• DIRECTION
Output the entries verbatim, including every line.

##### GIVEN RECORDS #####

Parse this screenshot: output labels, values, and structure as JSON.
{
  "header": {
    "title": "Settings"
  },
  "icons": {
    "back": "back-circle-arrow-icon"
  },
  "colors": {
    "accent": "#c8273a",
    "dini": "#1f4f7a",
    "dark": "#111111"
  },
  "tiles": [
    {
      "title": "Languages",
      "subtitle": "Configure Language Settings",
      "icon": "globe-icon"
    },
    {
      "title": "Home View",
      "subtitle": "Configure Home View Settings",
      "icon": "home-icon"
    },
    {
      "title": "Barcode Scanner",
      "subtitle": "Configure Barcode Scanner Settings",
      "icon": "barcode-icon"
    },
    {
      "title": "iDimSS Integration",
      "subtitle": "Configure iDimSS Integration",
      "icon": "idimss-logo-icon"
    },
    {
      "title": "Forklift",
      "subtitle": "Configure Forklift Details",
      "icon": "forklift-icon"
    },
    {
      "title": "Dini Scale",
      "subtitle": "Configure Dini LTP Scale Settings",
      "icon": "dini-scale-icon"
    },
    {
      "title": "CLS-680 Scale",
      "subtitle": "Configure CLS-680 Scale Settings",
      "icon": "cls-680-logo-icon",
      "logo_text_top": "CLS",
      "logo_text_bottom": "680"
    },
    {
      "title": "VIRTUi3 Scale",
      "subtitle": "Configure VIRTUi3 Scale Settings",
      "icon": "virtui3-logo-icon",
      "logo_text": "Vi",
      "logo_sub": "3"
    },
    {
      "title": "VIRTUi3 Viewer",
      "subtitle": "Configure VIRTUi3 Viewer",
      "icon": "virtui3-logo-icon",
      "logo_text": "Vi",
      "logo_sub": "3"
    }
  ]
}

#####

• TASK OUTPUT
Parse this screenshot: output labels, values, and structure as JSON.
{
  "header": {
    "title": "Settings"
  },
  "icons": {
    "back": "back-circle-arrow-icon"
  },
  "colors": {
    "accent": "#c8273a",
    "dini": "#1f4f7a",
    "dark": "#111111"
  },
  "tiles": [
    {
      "title": "Languages",
      "subtitle": "Configure Language Settings",
      "icon": "globe-icon"
    },
    {
      "title": "Home View",
      "subtitle": "Configure Home View Settings",
      "icon": "home-icon"
    },
    {
      "title": "Barcode Scanner",
      "subtitle": "Configure Barcode Scanner Settings",
      "icon": "barcode-icon"
    },
    {
      "title": "iDimSS Integration",
      "subtitle": "Configure iDimSS Integration",
      "icon": "idimss-logo-icon"
    },
    {
      "title": "Forklift",
      "subtitle": "Configure Forklift Details",
      "icon": "forklift-icon"
    },
    {
      "title": "Dini Scale",
      "subtitle": "Configure Dini LTP Scale Settings",
      "icon": "dini-scale-icon"
    },
    {
      "title": "CLS-680 Scale",
      "subtitle": "Configure CLS-680 Scale Settings",
      "icon": "cls-680-logo-icon",
      "logo_text_top": "CLS",
      "logo_text_bottom": "680"
    },
    {
      "title": "VIRTUi3 Scale",
      "subtitle": "Configure VIRTUi3 Scale Settings",
      "icon": "virtui3-logo-icon",
      "logo_text": "Vi",
      "logo_sub": "3"
    },
    {
      "title": "VIRTUi3 Viewer",
      "subtitle": "Configure VIRTUi3 Viewer",
      "icon": "virtui3-logo-icon",
      "logo_text": "Vi",
      "logo_sub": "3"
    }
  ]
}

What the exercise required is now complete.